## REQUIREMENTS
Filter these entries, keeping only lines that hold the word "spread".
[start DATA TO USE]
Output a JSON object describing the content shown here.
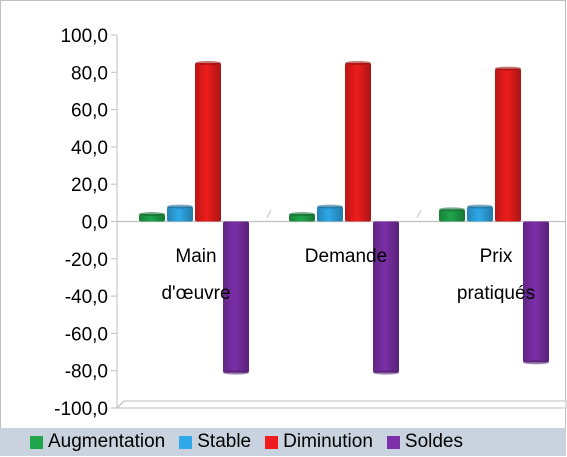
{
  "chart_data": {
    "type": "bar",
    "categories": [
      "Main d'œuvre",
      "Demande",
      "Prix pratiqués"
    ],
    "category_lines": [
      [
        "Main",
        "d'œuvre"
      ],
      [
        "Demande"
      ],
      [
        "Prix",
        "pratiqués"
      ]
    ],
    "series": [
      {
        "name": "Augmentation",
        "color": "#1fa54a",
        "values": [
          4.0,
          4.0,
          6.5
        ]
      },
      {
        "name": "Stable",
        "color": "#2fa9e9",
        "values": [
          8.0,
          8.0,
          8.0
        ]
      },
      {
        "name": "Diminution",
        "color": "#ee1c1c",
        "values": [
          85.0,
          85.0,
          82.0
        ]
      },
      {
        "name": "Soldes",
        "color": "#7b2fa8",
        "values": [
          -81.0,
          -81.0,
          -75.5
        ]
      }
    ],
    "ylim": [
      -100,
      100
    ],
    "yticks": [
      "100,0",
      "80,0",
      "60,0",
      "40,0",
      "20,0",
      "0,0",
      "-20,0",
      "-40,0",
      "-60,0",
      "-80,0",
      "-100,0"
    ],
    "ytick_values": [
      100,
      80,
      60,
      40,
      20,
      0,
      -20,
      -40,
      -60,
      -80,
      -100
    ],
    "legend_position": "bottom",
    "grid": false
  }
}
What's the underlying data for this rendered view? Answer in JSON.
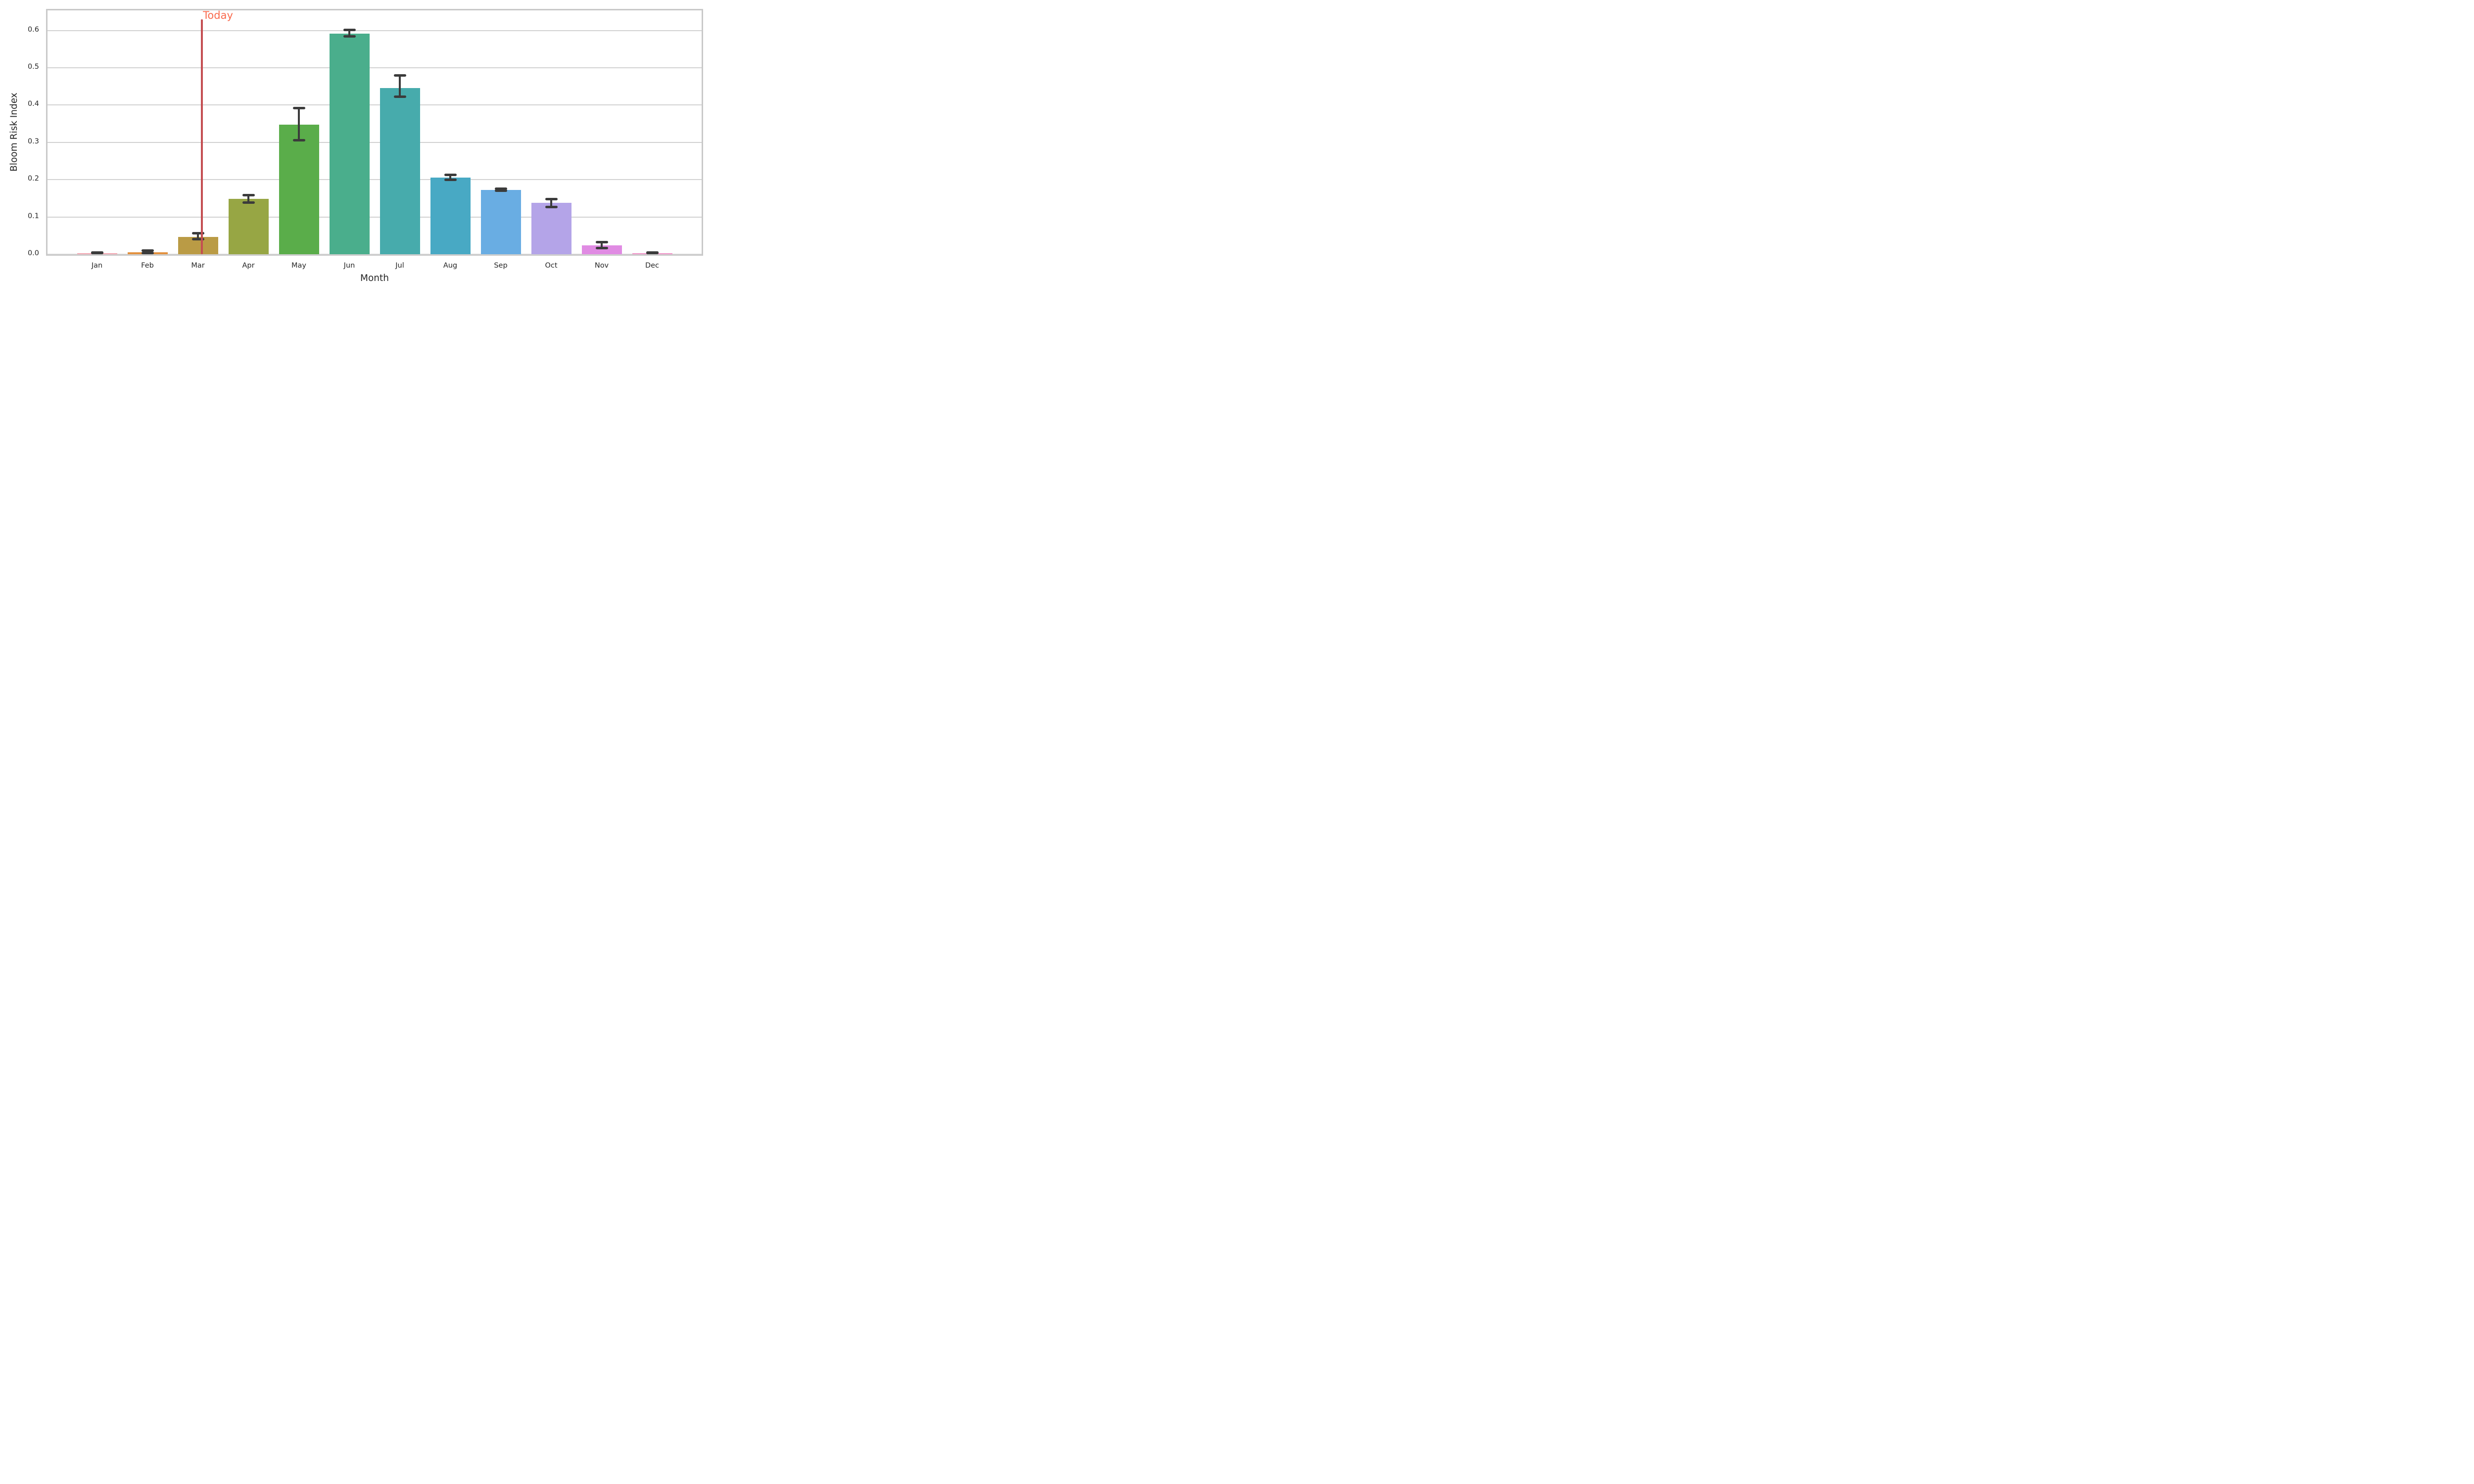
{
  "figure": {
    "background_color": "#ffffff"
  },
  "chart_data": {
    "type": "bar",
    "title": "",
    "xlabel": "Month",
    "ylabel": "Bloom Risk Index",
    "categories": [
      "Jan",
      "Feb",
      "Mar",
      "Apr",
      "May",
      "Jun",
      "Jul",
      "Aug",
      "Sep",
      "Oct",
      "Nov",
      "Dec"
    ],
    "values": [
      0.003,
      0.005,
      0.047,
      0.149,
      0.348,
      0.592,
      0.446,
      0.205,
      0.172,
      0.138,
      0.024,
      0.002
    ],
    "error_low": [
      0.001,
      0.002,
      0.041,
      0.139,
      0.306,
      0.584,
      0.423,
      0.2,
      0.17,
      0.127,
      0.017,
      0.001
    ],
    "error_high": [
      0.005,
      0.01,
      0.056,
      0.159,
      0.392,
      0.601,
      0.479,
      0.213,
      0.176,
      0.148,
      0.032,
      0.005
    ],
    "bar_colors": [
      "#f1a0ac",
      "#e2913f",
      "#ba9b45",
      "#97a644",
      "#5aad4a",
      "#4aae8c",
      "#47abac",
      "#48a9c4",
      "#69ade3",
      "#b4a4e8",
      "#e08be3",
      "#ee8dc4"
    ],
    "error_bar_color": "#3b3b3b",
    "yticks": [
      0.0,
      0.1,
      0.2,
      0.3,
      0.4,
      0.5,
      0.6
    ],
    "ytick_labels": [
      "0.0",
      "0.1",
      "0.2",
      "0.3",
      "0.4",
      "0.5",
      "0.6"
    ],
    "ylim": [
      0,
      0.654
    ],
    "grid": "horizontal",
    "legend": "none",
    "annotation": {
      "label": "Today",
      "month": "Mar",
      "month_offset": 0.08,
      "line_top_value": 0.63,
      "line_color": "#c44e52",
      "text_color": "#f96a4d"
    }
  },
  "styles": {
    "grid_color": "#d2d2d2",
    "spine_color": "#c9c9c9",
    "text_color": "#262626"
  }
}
[end DATA TO USE]
[start DATA TO USE]
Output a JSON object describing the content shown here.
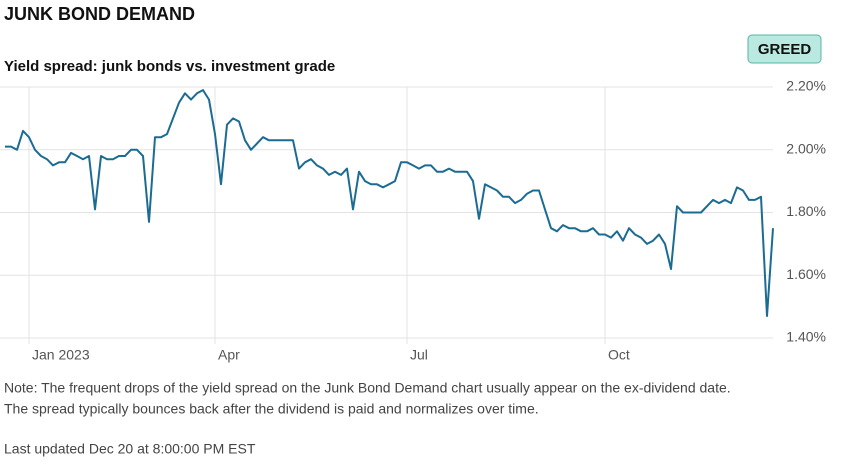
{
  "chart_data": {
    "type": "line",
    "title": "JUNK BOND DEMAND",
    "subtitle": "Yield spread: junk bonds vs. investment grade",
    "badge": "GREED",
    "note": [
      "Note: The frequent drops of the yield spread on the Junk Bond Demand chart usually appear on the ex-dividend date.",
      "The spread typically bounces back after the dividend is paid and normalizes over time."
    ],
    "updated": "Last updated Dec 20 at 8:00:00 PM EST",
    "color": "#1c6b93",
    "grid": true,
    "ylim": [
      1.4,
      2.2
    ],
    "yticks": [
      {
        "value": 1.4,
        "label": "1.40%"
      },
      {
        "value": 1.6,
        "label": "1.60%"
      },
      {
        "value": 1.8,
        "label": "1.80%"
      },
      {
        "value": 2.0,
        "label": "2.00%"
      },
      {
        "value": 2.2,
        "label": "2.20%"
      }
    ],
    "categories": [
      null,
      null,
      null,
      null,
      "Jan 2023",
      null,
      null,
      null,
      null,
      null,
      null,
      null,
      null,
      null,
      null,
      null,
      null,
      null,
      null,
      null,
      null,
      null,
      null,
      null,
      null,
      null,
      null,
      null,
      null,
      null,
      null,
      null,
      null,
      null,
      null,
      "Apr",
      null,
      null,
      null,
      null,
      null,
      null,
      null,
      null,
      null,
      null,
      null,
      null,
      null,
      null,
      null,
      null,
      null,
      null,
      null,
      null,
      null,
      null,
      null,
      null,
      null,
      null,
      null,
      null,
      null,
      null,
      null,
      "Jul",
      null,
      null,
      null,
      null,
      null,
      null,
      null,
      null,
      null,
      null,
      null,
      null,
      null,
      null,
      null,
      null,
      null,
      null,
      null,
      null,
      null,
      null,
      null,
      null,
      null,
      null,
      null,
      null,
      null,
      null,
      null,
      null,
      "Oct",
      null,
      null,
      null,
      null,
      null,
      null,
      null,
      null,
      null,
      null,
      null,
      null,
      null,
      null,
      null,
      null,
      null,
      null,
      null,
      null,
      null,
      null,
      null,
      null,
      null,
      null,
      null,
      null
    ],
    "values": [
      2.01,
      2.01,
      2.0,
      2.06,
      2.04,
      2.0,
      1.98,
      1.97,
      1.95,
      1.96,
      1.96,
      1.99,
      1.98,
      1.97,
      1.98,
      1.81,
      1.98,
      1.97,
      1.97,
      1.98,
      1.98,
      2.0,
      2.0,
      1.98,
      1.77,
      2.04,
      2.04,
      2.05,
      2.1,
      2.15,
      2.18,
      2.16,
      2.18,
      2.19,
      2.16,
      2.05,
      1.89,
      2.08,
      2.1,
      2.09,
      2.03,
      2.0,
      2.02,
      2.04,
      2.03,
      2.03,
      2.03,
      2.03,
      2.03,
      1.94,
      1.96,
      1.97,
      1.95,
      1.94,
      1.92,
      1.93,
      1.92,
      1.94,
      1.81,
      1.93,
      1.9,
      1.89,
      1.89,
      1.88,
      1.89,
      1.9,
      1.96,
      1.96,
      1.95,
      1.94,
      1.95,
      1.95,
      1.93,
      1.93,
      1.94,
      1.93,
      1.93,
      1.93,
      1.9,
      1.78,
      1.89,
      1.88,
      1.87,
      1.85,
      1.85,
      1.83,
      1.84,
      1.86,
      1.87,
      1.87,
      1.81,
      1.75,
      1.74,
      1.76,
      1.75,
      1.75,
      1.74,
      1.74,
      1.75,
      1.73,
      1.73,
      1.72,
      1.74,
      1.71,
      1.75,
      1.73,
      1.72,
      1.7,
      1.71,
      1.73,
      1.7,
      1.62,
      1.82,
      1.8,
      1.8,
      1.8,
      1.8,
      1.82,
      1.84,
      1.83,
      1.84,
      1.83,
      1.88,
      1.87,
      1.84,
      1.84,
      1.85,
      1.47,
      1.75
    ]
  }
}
[end DATA TO USE]
## ANSWER FOR THIS EXERCISE
    "subtitle": "Yield spread: junk bonds vs. investment grade",
      "Note: The frequent drops of the yield spread on the Junk Bond Demand chart usually appear on the ex-dividend date.",
      "The spread typically bounces back after the dividend is paid and normalizes over time."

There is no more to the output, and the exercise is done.